Instruction -
Identify the lines that include the word "公司业务综合毛利率提升至", then copy all of them.

Records from a data collection -
»»

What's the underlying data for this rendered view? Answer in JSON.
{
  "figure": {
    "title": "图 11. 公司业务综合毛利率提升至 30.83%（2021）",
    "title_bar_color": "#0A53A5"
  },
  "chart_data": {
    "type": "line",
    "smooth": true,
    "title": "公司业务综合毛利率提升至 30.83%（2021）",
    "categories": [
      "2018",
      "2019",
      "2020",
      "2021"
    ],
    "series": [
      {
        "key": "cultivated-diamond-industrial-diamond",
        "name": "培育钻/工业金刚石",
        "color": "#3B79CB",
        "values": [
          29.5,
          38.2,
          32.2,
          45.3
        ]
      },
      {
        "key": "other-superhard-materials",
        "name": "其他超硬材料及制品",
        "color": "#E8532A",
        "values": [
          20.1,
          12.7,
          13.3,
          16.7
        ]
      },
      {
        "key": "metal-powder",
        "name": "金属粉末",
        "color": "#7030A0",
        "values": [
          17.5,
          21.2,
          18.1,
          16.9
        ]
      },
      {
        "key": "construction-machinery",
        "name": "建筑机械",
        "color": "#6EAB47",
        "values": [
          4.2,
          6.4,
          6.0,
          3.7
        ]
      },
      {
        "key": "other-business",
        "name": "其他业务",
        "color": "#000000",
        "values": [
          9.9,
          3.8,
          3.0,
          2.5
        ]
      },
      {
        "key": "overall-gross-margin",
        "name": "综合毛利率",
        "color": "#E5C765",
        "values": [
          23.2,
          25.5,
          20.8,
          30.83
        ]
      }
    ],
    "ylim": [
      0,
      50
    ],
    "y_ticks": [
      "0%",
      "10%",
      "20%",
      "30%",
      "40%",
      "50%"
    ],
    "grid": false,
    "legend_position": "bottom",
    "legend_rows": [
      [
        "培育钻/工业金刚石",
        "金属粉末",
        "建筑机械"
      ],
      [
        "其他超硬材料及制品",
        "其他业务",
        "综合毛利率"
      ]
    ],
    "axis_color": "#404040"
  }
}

««

Task response -
    "title": "图 11. 公司业务综合毛利率提升至 30.83%（2021）",
    "title": "公司业务综合毛利率提升至 30.83%（2021）",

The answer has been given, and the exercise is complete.